WHAT THE EXERCISE ASKS
Reproduce the listing below in full and without alteration, apart from its pictures.

Data records
^^^^
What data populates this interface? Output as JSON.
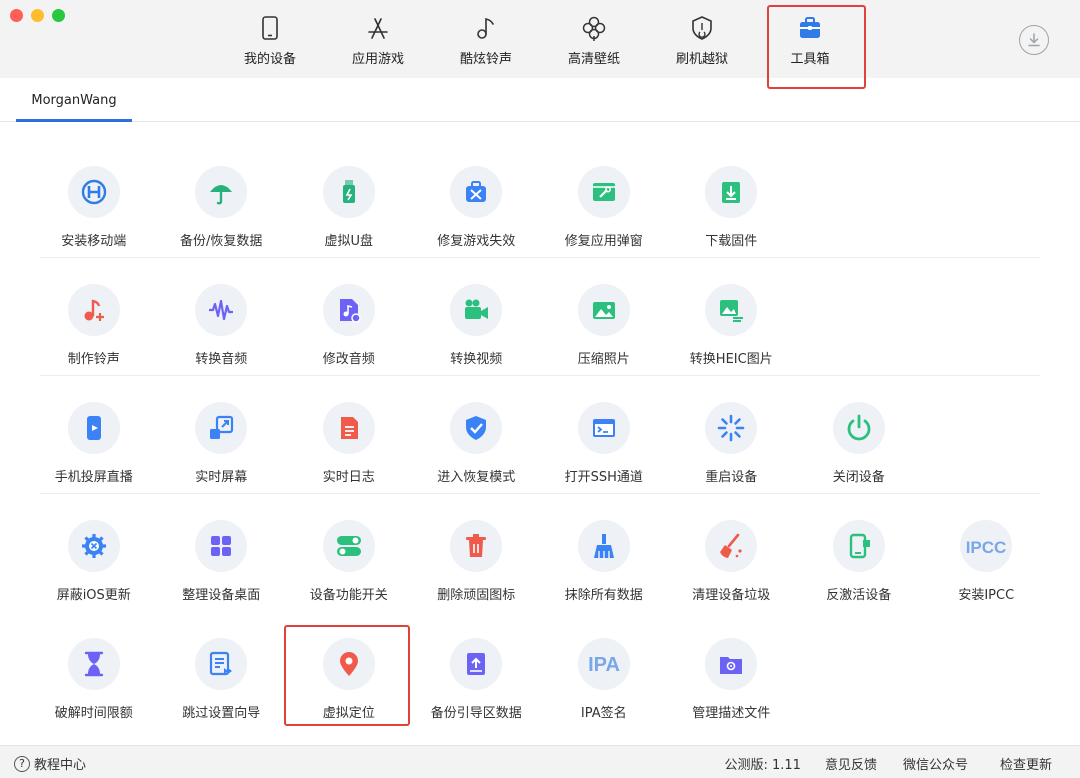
{
  "nav": {
    "items": [
      {
        "label": "我的设备",
        "icon": "phone-icon"
      },
      {
        "label": "应用游戏",
        "icon": "app-store-icon"
      },
      {
        "label": "酷炫铃声",
        "icon": "music-note-icon"
      },
      {
        "label": "高清壁纸",
        "icon": "flower-icon"
      },
      {
        "label": "刷机越狱",
        "icon": "shield-icon"
      },
      {
        "label": "工具箱",
        "icon": "toolbox-icon"
      }
    ],
    "active": "工具箱"
  },
  "device_tab": "MorganWang",
  "rows": [
    [
      {
        "label": "安装移动端",
        "icon": "install-mobile-icon",
        "color": "#2f7be8"
      },
      {
        "label": "备份/恢复数据",
        "icon": "umbrella-icon",
        "color": "#26b27c"
      },
      {
        "label": "虚拟U盘",
        "icon": "usb-drive-icon",
        "color": "#26b27c"
      },
      {
        "label": "修复游戏失效",
        "icon": "toolbox-repair-icon",
        "color": "#3b82f6"
      },
      {
        "label": "修复应用弹窗",
        "icon": "window-repair-icon",
        "color": "#2cc07f"
      },
      {
        "label": "下载固件",
        "icon": "download-firmware-icon",
        "color": "#2cc07f"
      }
    ],
    [
      {
        "label": "制作铃声",
        "icon": "make-ringtone-icon",
        "color": "#f05a4a"
      },
      {
        "label": "转换音频",
        "icon": "waveform-icon",
        "color": "#6c63f5"
      },
      {
        "label": "修改音频",
        "icon": "audio-file-icon",
        "color": "#6c63f5"
      },
      {
        "label": "转换视频",
        "icon": "video-camera-icon",
        "color": "#2cc07f"
      },
      {
        "label": "压缩照片",
        "icon": "photo-icon",
        "color": "#2cc07f"
      },
      {
        "label": "转换HEIC图片",
        "icon": "heic-image-icon",
        "color": "#2cc07f"
      }
    ],
    [
      {
        "label": "手机投屏直播",
        "icon": "screen-cast-icon",
        "color": "#3b82f6"
      },
      {
        "label": "实时屏幕",
        "icon": "live-screen-icon",
        "color": "#3b82f6"
      },
      {
        "label": "实时日志",
        "icon": "log-file-icon",
        "color": "#f05a4a"
      },
      {
        "label": "进入恢复模式",
        "icon": "shield-check-icon",
        "color": "#3b82f6"
      },
      {
        "label": "打开SSH通道",
        "icon": "terminal-window-icon",
        "color": "#3b82f6"
      },
      {
        "label": "重启设备",
        "icon": "restart-spinner-icon",
        "color": "#3b82f6"
      },
      {
        "label": "关闭设备",
        "icon": "power-icon",
        "color": "#2cc07f"
      }
    ],
    [
      {
        "label": "屏蔽iOS更新",
        "icon": "gear-block-icon",
        "color": "#3b82f6"
      },
      {
        "label": "整理设备桌面",
        "icon": "grid-icon",
        "color": "#6c63f5"
      },
      {
        "label": "设备功能开关",
        "icon": "toggle-icon",
        "color": "#2cc07f"
      },
      {
        "label": "删除顽固图标",
        "icon": "trash-icon",
        "color": "#f05a4a"
      },
      {
        "label": "抹除所有数据",
        "icon": "broom-icon",
        "color": "#3b82f6"
      },
      {
        "label": "清理设备垃圾",
        "icon": "clean-brush-icon",
        "color": "#f05a4a"
      },
      {
        "label": "反激活设备",
        "icon": "deactivate-phone-icon",
        "color": "#2cc07f"
      },
      {
        "label": "安装IPCC",
        "icon": "ipcc-icon",
        "color": "#7aa7e8",
        "text": "IPCC"
      }
    ],
    [
      {
        "label": "破解时间限额",
        "icon": "hourglass-icon",
        "color": "#6c63f5"
      },
      {
        "label": "跳过设置向导",
        "icon": "skip-setup-icon",
        "color": "#3b82f6"
      },
      {
        "label": "虚拟定位",
        "icon": "location-pin-icon",
        "color": "#f05a4a"
      },
      {
        "label": "备份引导区数据",
        "icon": "backup-boot-icon",
        "color": "#6c63f5"
      },
      {
        "label": "IPA签名",
        "icon": "ipa-icon",
        "color": "#7aa7e8",
        "text": "IPA"
      },
      {
        "label": "管理描述文件",
        "icon": "profile-folder-icon",
        "color": "#6c63f5"
      }
    ]
  ],
  "footer": {
    "help": "教程中心",
    "help_icon": "?",
    "version": "公测版: 1.11",
    "feedback": "意见反馈",
    "wechat": "微信公众号",
    "update": "检查更新"
  }
}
^^^^
COMPLETE RESPONSE
What data populates this interface? Output as JSON.
{
  "nav": {
    "items": [
      {
        "label": "我的设备",
        "icon": "phone-icon"
      },
      {
        "label": "应用游戏",
        "icon": "app-store-icon"
      },
      {
        "label": "酷炫铃声",
        "icon": "music-note-icon"
      },
      {
        "label": "高清壁纸",
        "icon": "flower-icon"
      },
      {
        "label": "刷机越狱",
        "icon": "shield-icon"
      },
      {
        "label": "工具箱",
        "icon": "toolbox-icon"
      }
    ],
    "active": "工具箱"
  },
  "device_tab": "MorganWang",
  "rows": [
    [
      {
        "label": "安装移动端",
        "icon": "install-mobile-icon",
        "color": "#2f7be8"
      },
      {
        "label": "备份/恢复数据",
        "icon": "umbrella-icon",
        "color": "#26b27c"
      },
      {
        "label": "虚拟U盘",
        "icon": "usb-drive-icon",
        "color": "#26b27c"
      },
      {
        "label": "修复游戏失效",
        "icon": "toolbox-repair-icon",
        "color": "#3b82f6"
      },
      {
        "label": "修复应用弹窗",
        "icon": "window-repair-icon",
        "color": "#2cc07f"
      },
      {
        "label": "下载固件",
        "icon": "download-firmware-icon",
        "color": "#2cc07f"
      }
    ],
    [
      {
        "label": "制作铃声",
        "icon": "make-ringtone-icon",
        "color": "#f05a4a"
      },
      {
        "label": "转换音频",
        "icon": "waveform-icon",
        "color": "#6c63f5"
      },
      {
        "label": "修改音频",
        "icon": "audio-file-icon",
        "color": "#6c63f5"
      },
      {
        "label": "转换视频",
        "icon": "video-camera-icon",
        "color": "#2cc07f"
      },
      {
        "label": "压缩照片",
        "icon": "photo-icon",
        "color": "#2cc07f"
      },
      {
        "label": "转换HEIC图片",
        "icon": "heic-image-icon",
        "color": "#2cc07f"
      }
    ],
    [
      {
        "label": "手机投屏直播",
        "icon": "screen-cast-icon",
        "color": "#3b82f6"
      },
      {
        "label": "实时屏幕",
        "icon": "live-screen-icon",
        "color": "#3b82f6"
      },
      {
        "label": "实时日志",
        "icon": "log-file-icon",
        "color": "#f05a4a"
      },
      {
        "label": "进入恢复模式",
        "icon": "shield-check-icon",
        "color": "#3b82f6"
      },
      {
        "label": "打开SSH通道",
        "icon": "terminal-window-icon",
        "color": "#3b82f6"
      },
      {
        "label": "重启设备",
        "icon": "restart-spinner-icon",
        "color": "#3b82f6"
      },
      {
        "label": "关闭设备",
        "icon": "power-icon",
        "color": "#2cc07f"
      }
    ],
    [
      {
        "label": "屏蔽iOS更新",
        "icon": "gear-block-icon",
        "color": "#3b82f6"
      },
      {
        "label": "整理设备桌面",
        "icon": "grid-icon",
        "color": "#6c63f5"
      },
      {
        "label": "设备功能开关",
        "icon": "toggle-icon",
        "color": "#2cc07f"
      },
      {
        "label": "删除顽固图标",
        "icon": "trash-icon",
        "color": "#f05a4a"
      },
      {
        "label": "抹除所有数据",
        "icon": "broom-icon",
        "color": "#3b82f6"
      },
      {
        "label": "清理设备垃圾",
        "icon": "clean-brush-icon",
        "color": "#f05a4a"
      },
      {
        "label": "反激活设备",
        "icon": "deactivate-phone-icon",
        "color": "#2cc07f"
      },
      {
        "label": "安装IPCC",
        "icon": "ipcc-icon",
        "color": "#7aa7e8",
        "text": "IPCC"
      }
    ],
    [
      {
        "label": "破解时间限额",
        "icon": "hourglass-icon",
        "color": "#6c63f5"
      },
      {
        "label": "跳过设置向导",
        "icon": "skip-setup-icon",
        "color": "#3b82f6"
      },
      {
        "label": "虚拟定位",
        "icon": "location-pin-icon",
        "color": "#f05a4a"
      },
      {
        "label": "备份引导区数据",
        "icon": "backup-boot-icon",
        "color": "#6c63f5"
      },
      {
        "label": "IPA签名",
        "icon": "ipa-icon",
        "color": "#7aa7e8",
        "text": "IPA"
      },
      {
        "label": "管理描述文件",
        "icon": "profile-folder-icon",
        "color": "#6c63f5"
      }
    ]
  ],
  "footer": {
    "help": "教程中心",
    "help_icon": "?",
    "version": "公测版: 1.11",
    "feedback": "意见反馈",
    "wechat": "微信公众号",
    "update": "检查更新"
  }
}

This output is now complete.